▶ Task brief
Find each line holding the word "ПЕРИОДУ" and give the total alone.

▶ Supplied records
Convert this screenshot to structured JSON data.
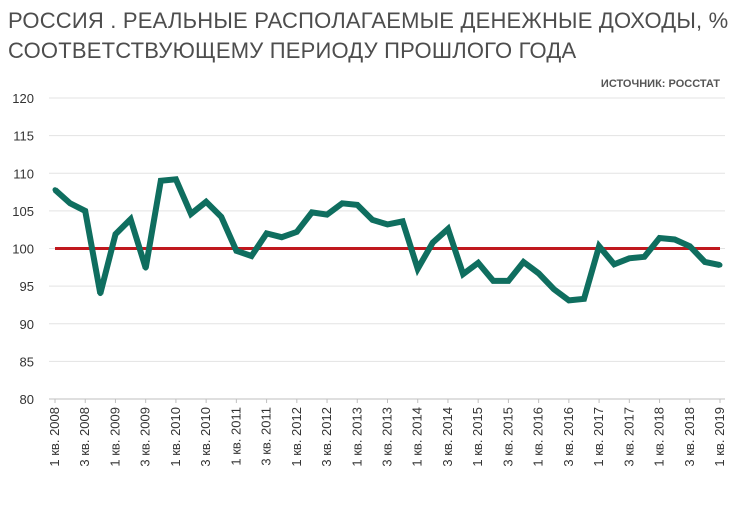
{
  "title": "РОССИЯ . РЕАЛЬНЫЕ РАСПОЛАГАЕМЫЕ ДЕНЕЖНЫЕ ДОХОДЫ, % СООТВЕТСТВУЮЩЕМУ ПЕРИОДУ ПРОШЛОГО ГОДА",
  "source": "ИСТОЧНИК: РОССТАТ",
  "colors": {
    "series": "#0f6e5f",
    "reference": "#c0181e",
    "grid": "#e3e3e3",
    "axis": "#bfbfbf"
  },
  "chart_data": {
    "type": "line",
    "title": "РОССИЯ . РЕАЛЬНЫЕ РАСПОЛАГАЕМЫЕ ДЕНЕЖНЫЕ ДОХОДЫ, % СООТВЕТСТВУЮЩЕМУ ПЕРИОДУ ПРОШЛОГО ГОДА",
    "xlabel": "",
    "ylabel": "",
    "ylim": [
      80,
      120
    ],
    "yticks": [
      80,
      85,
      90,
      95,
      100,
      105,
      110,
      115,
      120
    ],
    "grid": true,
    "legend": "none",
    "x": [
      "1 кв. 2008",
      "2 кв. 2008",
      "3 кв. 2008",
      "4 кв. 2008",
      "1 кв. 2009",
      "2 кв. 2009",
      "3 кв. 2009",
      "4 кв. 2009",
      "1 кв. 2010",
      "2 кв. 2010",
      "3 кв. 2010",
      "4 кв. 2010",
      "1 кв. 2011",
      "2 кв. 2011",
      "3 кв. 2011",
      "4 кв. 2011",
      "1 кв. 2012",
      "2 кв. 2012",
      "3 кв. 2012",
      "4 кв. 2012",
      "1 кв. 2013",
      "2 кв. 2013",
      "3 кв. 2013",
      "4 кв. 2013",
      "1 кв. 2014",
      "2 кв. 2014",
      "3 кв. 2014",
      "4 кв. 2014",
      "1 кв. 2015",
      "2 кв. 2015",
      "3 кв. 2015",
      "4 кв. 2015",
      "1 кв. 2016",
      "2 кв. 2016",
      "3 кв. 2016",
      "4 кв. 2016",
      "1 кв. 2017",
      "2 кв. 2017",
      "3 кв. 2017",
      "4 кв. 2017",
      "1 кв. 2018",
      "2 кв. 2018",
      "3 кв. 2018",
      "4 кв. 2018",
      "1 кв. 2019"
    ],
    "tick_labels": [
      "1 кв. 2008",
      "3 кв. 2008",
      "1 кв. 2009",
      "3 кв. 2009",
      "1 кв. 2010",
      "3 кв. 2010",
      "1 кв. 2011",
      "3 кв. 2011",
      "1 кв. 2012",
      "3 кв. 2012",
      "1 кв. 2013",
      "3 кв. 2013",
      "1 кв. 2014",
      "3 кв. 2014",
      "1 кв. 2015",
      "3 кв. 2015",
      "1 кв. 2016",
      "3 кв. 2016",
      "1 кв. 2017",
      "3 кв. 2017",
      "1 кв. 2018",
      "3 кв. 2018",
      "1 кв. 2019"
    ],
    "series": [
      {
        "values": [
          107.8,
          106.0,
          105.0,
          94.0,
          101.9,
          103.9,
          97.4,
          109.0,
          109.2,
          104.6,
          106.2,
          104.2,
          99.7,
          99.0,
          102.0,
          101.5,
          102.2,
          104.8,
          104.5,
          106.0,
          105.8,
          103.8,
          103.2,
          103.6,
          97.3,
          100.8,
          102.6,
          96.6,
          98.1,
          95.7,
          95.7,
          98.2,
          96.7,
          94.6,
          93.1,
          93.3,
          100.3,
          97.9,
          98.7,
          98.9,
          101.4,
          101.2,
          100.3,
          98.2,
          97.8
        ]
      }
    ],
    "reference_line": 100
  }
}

▶ Task solution
2